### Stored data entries

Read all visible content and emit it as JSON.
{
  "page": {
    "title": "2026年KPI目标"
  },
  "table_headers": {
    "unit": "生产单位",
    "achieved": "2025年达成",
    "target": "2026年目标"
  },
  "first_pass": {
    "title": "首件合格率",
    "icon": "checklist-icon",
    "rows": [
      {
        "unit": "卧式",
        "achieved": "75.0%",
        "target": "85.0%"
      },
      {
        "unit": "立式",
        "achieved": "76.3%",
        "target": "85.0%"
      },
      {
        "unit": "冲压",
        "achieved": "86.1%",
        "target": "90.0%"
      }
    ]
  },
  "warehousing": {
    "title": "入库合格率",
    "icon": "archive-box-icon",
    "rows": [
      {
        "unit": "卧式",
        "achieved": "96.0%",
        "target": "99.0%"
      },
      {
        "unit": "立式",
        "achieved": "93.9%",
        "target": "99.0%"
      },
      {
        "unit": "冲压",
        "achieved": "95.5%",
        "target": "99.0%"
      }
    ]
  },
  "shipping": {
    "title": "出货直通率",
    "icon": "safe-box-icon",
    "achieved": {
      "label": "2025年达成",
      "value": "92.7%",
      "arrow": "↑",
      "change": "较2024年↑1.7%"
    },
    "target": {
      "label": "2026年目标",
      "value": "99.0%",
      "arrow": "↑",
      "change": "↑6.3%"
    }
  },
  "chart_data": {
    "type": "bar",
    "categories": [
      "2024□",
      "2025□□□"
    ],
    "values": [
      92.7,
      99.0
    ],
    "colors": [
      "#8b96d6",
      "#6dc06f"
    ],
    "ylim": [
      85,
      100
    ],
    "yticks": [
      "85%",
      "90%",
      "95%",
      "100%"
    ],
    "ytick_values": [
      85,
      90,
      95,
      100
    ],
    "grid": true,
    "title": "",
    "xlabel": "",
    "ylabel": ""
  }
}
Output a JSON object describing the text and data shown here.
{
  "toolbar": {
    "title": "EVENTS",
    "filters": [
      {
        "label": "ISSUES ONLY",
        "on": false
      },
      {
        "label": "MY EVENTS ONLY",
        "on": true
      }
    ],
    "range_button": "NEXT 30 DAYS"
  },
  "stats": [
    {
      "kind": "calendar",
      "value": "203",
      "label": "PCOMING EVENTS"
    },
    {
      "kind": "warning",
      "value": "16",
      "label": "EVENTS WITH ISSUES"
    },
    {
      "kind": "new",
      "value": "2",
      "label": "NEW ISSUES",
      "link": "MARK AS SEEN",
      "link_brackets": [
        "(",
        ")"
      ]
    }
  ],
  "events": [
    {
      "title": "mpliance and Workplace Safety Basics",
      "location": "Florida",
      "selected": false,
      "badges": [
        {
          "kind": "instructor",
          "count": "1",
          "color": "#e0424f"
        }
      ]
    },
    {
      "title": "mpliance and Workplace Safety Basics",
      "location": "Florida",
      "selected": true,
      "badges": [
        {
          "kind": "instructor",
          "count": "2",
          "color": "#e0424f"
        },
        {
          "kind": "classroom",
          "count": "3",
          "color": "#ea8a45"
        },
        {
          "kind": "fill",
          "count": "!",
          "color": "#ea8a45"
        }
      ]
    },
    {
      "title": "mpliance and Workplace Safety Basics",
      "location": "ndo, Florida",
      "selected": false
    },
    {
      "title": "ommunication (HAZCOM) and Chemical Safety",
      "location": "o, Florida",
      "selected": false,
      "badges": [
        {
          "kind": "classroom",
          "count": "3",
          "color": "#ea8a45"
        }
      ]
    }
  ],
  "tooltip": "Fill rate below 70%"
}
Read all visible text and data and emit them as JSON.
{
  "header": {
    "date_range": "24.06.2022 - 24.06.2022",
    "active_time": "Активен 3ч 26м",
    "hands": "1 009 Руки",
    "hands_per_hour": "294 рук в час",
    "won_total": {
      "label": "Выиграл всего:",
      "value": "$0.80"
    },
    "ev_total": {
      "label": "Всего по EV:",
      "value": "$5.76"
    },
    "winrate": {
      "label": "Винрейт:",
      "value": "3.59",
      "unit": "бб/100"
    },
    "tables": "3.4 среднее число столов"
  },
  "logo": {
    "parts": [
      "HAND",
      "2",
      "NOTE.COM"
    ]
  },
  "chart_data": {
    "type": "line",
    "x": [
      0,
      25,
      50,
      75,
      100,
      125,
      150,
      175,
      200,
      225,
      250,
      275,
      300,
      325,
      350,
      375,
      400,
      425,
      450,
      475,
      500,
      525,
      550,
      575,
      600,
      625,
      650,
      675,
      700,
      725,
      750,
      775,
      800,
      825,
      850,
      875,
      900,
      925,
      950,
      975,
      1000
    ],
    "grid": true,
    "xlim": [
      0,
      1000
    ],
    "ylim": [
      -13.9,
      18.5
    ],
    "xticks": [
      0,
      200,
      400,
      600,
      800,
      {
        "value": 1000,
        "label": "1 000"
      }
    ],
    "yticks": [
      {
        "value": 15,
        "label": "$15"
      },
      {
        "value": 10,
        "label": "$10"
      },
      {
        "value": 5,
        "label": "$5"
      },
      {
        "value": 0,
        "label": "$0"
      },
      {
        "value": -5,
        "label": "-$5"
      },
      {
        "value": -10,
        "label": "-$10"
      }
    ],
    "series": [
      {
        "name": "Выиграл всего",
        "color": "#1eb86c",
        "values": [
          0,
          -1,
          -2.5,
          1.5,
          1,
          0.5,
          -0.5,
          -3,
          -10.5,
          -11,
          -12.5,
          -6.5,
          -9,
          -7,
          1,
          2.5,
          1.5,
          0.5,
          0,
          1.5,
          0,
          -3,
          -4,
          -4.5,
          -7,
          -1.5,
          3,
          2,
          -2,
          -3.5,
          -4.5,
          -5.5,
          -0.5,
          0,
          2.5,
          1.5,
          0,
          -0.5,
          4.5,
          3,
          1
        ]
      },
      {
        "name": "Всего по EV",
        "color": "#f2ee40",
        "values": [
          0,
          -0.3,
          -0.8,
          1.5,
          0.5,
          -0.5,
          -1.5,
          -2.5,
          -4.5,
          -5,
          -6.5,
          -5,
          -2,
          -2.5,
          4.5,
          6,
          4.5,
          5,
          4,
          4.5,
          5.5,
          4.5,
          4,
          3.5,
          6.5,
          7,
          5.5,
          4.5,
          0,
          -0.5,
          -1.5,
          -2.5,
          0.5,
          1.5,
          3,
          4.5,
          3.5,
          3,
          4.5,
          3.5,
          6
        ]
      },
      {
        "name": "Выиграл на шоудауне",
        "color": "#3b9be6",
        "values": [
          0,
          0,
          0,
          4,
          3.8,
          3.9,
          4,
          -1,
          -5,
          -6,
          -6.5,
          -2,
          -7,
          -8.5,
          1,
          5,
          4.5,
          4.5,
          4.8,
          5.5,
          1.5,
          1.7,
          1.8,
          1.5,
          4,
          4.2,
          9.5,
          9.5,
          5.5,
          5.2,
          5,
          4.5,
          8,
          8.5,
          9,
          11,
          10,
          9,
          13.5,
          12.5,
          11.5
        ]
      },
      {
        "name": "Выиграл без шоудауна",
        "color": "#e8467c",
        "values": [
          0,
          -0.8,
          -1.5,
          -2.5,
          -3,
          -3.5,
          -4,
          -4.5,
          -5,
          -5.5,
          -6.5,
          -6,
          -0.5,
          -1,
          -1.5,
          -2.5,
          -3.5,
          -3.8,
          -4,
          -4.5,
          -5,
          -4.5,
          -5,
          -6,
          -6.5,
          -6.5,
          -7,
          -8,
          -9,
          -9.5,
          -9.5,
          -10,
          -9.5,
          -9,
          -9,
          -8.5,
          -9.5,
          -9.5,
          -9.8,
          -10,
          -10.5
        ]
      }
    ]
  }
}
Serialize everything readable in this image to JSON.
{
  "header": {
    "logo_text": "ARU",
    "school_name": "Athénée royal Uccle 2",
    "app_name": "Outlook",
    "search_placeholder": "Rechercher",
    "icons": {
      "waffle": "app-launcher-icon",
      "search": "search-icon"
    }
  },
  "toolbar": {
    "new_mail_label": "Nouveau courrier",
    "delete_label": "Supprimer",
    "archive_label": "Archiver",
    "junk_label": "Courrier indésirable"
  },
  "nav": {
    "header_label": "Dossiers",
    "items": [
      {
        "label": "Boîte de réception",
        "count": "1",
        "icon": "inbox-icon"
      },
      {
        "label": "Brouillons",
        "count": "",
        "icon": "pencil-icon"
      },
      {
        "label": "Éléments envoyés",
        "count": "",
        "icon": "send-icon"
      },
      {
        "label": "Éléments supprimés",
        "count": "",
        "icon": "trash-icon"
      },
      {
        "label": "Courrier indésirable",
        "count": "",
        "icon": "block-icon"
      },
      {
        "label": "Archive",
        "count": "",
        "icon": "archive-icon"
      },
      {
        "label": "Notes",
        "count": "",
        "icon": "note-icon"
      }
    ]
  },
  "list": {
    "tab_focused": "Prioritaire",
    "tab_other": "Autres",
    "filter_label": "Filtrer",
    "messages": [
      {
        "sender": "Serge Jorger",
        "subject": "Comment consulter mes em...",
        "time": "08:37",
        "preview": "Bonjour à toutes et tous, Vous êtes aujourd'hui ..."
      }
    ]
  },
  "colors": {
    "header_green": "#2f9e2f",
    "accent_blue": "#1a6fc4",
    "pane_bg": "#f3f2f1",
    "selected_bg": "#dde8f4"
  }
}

### Exercise goal
Pick out every line above that holds the word "indésirable" and copy it.

### The answer
    "junk_label": "Courrier indésirable"
        "label": "Courrier indésirable",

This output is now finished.